Records for processing.
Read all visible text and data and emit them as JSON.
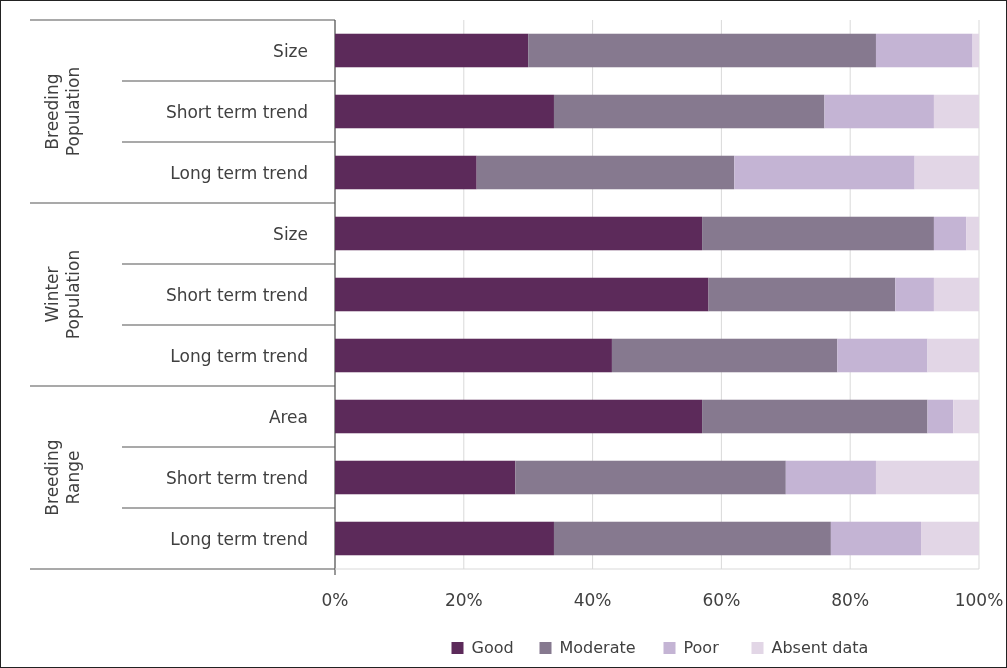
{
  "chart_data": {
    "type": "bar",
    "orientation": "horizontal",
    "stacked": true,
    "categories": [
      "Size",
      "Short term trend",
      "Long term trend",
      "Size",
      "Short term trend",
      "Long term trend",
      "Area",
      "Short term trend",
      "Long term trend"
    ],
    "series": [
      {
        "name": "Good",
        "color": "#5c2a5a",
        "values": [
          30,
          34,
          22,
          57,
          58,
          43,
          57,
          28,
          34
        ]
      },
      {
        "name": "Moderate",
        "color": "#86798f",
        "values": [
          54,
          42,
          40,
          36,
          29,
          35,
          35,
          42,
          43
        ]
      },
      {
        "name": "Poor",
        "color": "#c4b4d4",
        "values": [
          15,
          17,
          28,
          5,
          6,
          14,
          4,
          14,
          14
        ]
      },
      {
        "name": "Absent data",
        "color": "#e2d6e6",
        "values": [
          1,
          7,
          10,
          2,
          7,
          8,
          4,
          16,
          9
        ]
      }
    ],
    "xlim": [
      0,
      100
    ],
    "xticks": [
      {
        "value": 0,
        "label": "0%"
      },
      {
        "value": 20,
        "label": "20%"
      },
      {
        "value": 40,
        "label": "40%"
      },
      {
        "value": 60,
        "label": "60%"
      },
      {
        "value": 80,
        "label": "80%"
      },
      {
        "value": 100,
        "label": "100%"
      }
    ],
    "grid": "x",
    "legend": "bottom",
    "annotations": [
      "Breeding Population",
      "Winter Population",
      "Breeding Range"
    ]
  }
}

Problem. Keep every word of the data as it is when you write it out, but drop the pictures.

Correct output.
Read all visible text and data and emit them as JSON.
{
  "chart_data": {
    "type": "bar",
    "orientation": "horizontal",
    "stacked": true,
    "categories": [
      "Size",
      "Short term trend",
      "Long term trend",
      "Size",
      "Short term trend",
      "Long term trend",
      "Area",
      "Short term trend",
      "Long term trend"
    ],
    "series": [
      {
        "name": "Good",
        "color": "#5c2a5a",
        "values": [
          30,
          34,
          22,
          57,
          58,
          43,
          57,
          28,
          34
        ]
      },
      {
        "name": "Moderate",
        "color": "#86798f",
        "values": [
          54,
          42,
          40,
          36,
          29,
          35,
          35,
          42,
          43
        ]
      },
      {
        "name": "Poor",
        "color": "#c4b4d4",
        "values": [
          15,
          17,
          28,
          5,
          6,
          14,
          4,
          14,
          14
        ]
      },
      {
        "name": "Absent data",
        "color": "#e2d6e6",
        "values": [
          1,
          7,
          10,
          2,
          7,
          8,
          4,
          16,
          9
        ]
      }
    ],
    "xlim": [
      0,
      100
    ],
    "xticks": [
      {
        "value": 0,
        "label": "0%"
      },
      {
        "value": 20,
        "label": "20%"
      },
      {
        "value": 40,
        "label": "40%"
      },
      {
        "value": 60,
        "label": "60%"
      },
      {
        "value": 80,
        "label": "80%"
      },
      {
        "value": 100,
        "label": "100%"
      }
    ],
    "grid": "x",
    "legend": "bottom",
    "annotations": [
      "Breeding Population",
      "Winter Population",
      "Breeding Range"
    ]
  }
}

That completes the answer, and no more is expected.